## Task to carry out
Gather every line below where "grid" appears.

++++ The input

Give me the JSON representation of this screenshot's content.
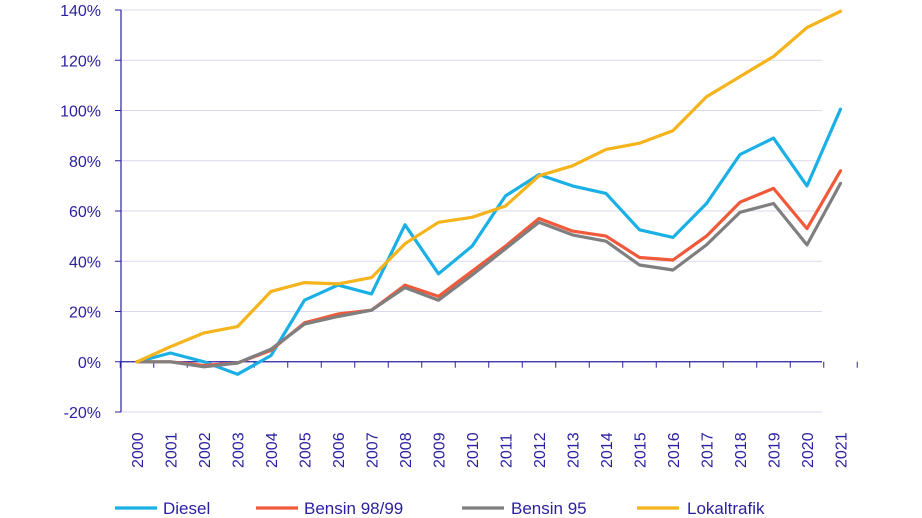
{
  "chart_data": {
    "type": "line",
    "title": "",
    "xlabel": "",
    "ylabel": "",
    "ylim": [
      -20,
      140
    ],
    "y_ticks": [
      -20,
      0,
      20,
      40,
      60,
      80,
      100,
      120,
      140
    ],
    "y_tick_labels": [
      "-20%",
      "0%",
      "20%",
      "40%",
      "60%",
      "80%",
      "100%",
      "120%",
      "140%"
    ],
    "categories": [
      "2000",
      "2001",
      "2002",
      "2003",
      "2004",
      "2005",
      "2006",
      "2007",
      "2008",
      "2009",
      "2010",
      "2011",
      "2012",
      "2013",
      "2014",
      "2015",
      "2016",
      "2017",
      "2018",
      "2019",
      "2020",
      "2021"
    ],
    "grid": "horizontal",
    "legend_position": "bottom",
    "colors": {
      "axis": "#2a1fa0",
      "grid": "#d9d9ef"
    },
    "series": [
      {
        "name": "Diesel",
        "color": "#1ab0e6",
        "values": [
          0,
          3.5,
          0,
          -5,
          2.5,
          24.5,
          30.5,
          27,
          54.5,
          35,
          46,
          66,
          74.5,
          70,
          67,
          52.5,
          49.5,
          63,
          82.5,
          89,
          70,
          100.5
        ]
      },
      {
        "name": "Bensin 98/99",
        "color": "#f05a3a",
        "values": [
          0,
          0,
          -1.5,
          -0.5,
          4.5,
          15.5,
          19,
          20.5,
          30.5,
          26,
          36,
          46,
          57,
          52,
          50,
          41.5,
          40.5,
          50,
          63.5,
          69,
          53,
          76
        ]
      },
      {
        "name": "Bensin 95",
        "color": "#7f7f7f",
        "values": [
          0,
          0,
          -2,
          -0.5,
          5,
          15,
          18,
          20.5,
          29.5,
          24.5,
          34.5,
          45,
          55.5,
          50.5,
          48,
          38.5,
          36.5,
          46.5,
          59.5,
          63,
          46.5,
          71
        ]
      },
      {
        "name": "Lokaltrafik",
        "color": "#f5b31c",
        "values": [
          0,
          6,
          11.5,
          14,
          28,
          31.5,
          31,
          33.5,
          47,
          55.5,
          57.5,
          62,
          74,
          78,
          84.5,
          87,
          92,
          105.5,
          113.5,
          121.5,
          133,
          139.5
        ]
      }
    ]
  }
}
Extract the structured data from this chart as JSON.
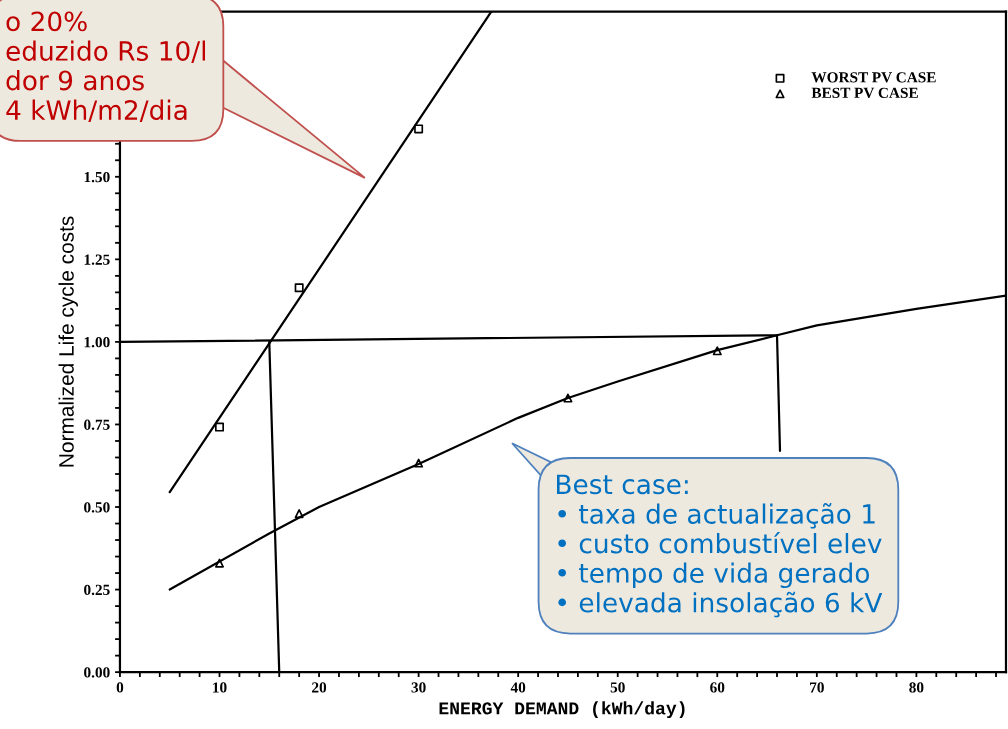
{
  "chart_data": {
    "type": "scatter",
    "xlabel": "ENERGY DEMAND (kWh/day)",
    "ylabel": "Normalized Life cycle costs",
    "xlim": [
      0,
      89
    ],
    "ylim": [
      0,
      2.0
    ],
    "legend": "top right",
    "grid": false,
    "xticks": [
      0,
      {
        "value": 2,
        "label": null
      },
      {
        "value": 4,
        "label": null
      },
      {
        "value": 6,
        "label": null
      },
      {
        "value": 8,
        "label": null
      },
      10,
      {
        "value": 12,
        "label": null
      },
      {
        "value": 14,
        "label": null
      },
      {
        "value": 16,
        "label": null
      },
      {
        "value": 18,
        "label": null
      },
      20,
      {
        "value": 22,
        "label": null
      },
      {
        "value": 24,
        "label": null
      },
      {
        "value": 26,
        "label": null
      },
      {
        "value": 28,
        "label": null
      },
      30,
      {
        "value": 32,
        "label": null
      },
      {
        "value": 34,
        "label": null
      },
      {
        "value": 36,
        "label": null
      },
      {
        "value": 38,
        "label": null
      },
      40,
      {
        "value": 42,
        "label": null
      },
      {
        "value": 44,
        "label": null
      },
      {
        "value": 46,
        "label": null
      },
      {
        "value": 48,
        "label": null
      },
      50,
      {
        "value": 52,
        "label": null
      },
      {
        "value": 54,
        "label": null
      },
      {
        "value": 56,
        "label": null
      },
      {
        "value": 58,
        "label": null
      },
      60,
      {
        "value": 62,
        "label": null
      },
      {
        "value": 64,
        "label": null
      },
      {
        "value": 66,
        "label": null
      },
      {
        "value": 68,
        "label": null
      },
      70,
      {
        "value": 72,
        "label": null
      },
      {
        "value": 74,
        "label": null
      },
      {
        "value": 76,
        "label": null
      },
      {
        "value": 78,
        "label": null
      },
      80,
      {
        "value": 82,
        "label": null
      },
      {
        "value": 84,
        "label": null
      },
      {
        "value": 86,
        "label": null
      },
      {
        "value": 88,
        "label": null
      }
    ],
    "yticks": [
      {
        "value": 0,
        "label": "0.00"
      },
      {
        "value": 0.05,
        "label": null
      },
      {
        "value": 0.1,
        "label": null
      },
      {
        "value": 0.15,
        "label": null
      },
      {
        "value": 0.2,
        "label": null
      },
      {
        "value": 0.25,
        "label": "0.25"
      },
      {
        "value": 0.3,
        "label": null
      },
      {
        "value": 0.35,
        "label": null
      },
      {
        "value": 0.4,
        "label": null
      },
      {
        "value": 0.45,
        "label": null
      },
      {
        "value": 0.5,
        "label": "0.50"
      },
      {
        "value": 0.55,
        "label": null
      },
      {
        "value": 0.6,
        "label": null
      },
      {
        "value": 0.65,
        "label": null
      },
      {
        "value": 0.7,
        "label": null
      },
      {
        "value": 0.75,
        "label": "0.75"
      },
      {
        "value": 0.8,
        "label": null
      },
      {
        "value": 0.85,
        "label": null
      },
      {
        "value": 0.9,
        "label": null
      },
      {
        "value": 0.95,
        "label": null
      },
      {
        "value": 1.0,
        "label": "1.00"
      },
      {
        "value": 1.05,
        "label": null
      },
      {
        "value": 1.1,
        "label": null
      },
      {
        "value": 1.15,
        "label": null
      },
      {
        "value": 1.2,
        "label": null
      },
      {
        "value": 1.25,
        "label": "1.25"
      },
      {
        "value": 1.3,
        "label": null
      },
      {
        "value": 1.35,
        "label": null
      },
      {
        "value": 1.4,
        "label": null
      },
      {
        "value": 1.45,
        "label": null
      },
      {
        "value": 1.5,
        "label": "1.50"
      },
      {
        "value": 1.55,
        "label": null
      },
      {
        "value": 1.6,
        "label": null
      },
      {
        "value": 1.65,
        "label": null
      },
      {
        "value": 1.7,
        "label": null
      },
      {
        "value": 1.75,
        "label": null
      },
      {
        "value": 1.8,
        "label": null
      },
      {
        "value": 1.85,
        "label": null
      },
      {
        "value": 1.9,
        "label": null
      },
      {
        "value": 1.95,
        "label": null
      },
      {
        "value": 2.0,
        "label": null
      }
    ],
    "series": [
      {
        "type": "line",
        "color": "#000000",
        "marker": "none",
        "x": [
          5,
          37.3
        ],
        "values": [
          0.545,
          2.0
        ]
      },
      {
        "type": "line",
        "color": "#000000",
        "marker": "none",
        "x": [
          5,
          15,
          20,
          30,
          40,
          45,
          50,
          60,
          66,
          70,
          75,
          80,
          89
        ],
        "values": [
          0.25,
          0.42,
          0.5,
          0.63,
          0.77,
          0.83,
          0.88,
          0.975,
          1.02,
          1.05,
          1.075,
          1.1,
          1.14
        ]
      },
      {
        "type": "line",
        "color": "#000000",
        "marker": "none",
        "x": [
          0,
          66
        ],
        "values": [
          1.0,
          1.02
        ]
      },
      {
        "type": "line",
        "color": "#000000",
        "marker": "none",
        "x": [
          15,
          16
        ],
        "values": [
          1.0,
          0.0
        ]
      },
      {
        "type": "line",
        "color": "#000000",
        "marker": "none",
        "x": [
          66,
          66.3
        ],
        "values": [
          1.02,
          0.67
        ]
      },
      {
        "name": "WORST PV CASE",
        "color": "#000000",
        "marker": "square",
        "x": [
          10,
          18,
          30
        ],
        "values": [
          0.742,
          1.164,
          1.645
        ]
      },
      {
        "name": "BEST PV CASE",
        "color": "#000000",
        "marker": "triangle",
        "x": [
          10,
          18,
          30,
          45,
          60
        ],
        "values": [
          0.33,
          0.48,
          0.633,
          0.83,
          0.973
        ]
      }
    ],
    "annotations": [
      "o 20%\neduzido Rs 10/l\ndor 9 anos\n4 kWh/m2/dia",
      "Best case:\n• taxa de actualização 1\n• custo combustível elev\n• tempo de vida gerado\n• elevada insolação 6 kV"
    ]
  }
}
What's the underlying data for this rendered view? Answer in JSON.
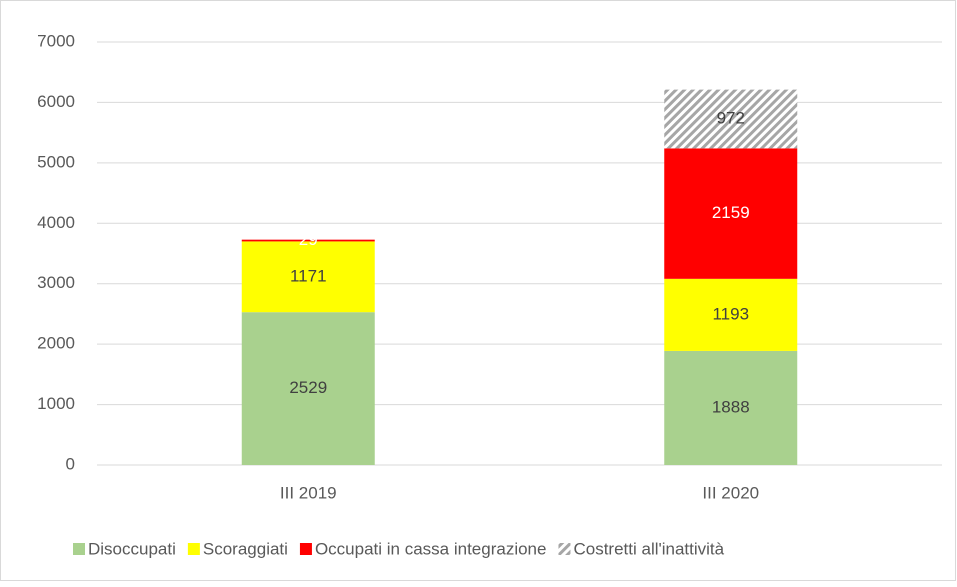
{
  "chart_data": {
    "type": "stacked_bar",
    "categories": [
      "III 2019",
      "III 2020"
    ],
    "series": [
      {
        "name": "Disoccupati",
        "color": "#a9d18e",
        "label_color": "#404040",
        "values": [
          2529,
          1888
        ]
      },
      {
        "name": "Scoraggiati",
        "color": "#ffff00",
        "label_color": "#404040",
        "values": [
          1171,
          1193
        ]
      },
      {
        "name": "Occupati in cassa integrazione",
        "color": "#ff0000",
        "label_color": "#ffffff",
        "values": [
          29,
          2159
        ]
      },
      {
        "name": "Costretti all'inattività",
        "color": "#a6a6a6",
        "hatch": true,
        "label_color": "#404040",
        "values": [
          null,
          972
        ]
      }
    ],
    "ylim": [
      0,
      7000
    ],
    "yticks": [
      0,
      1000,
      2000,
      3000,
      4000,
      5000,
      6000,
      7000
    ],
    "grid": true,
    "legend": "bottom"
  }
}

++++++++

## Correct response
    "grid": "horizontal",
      "grid": "#d9d9ef"
    "grid": false,
    "grid": true,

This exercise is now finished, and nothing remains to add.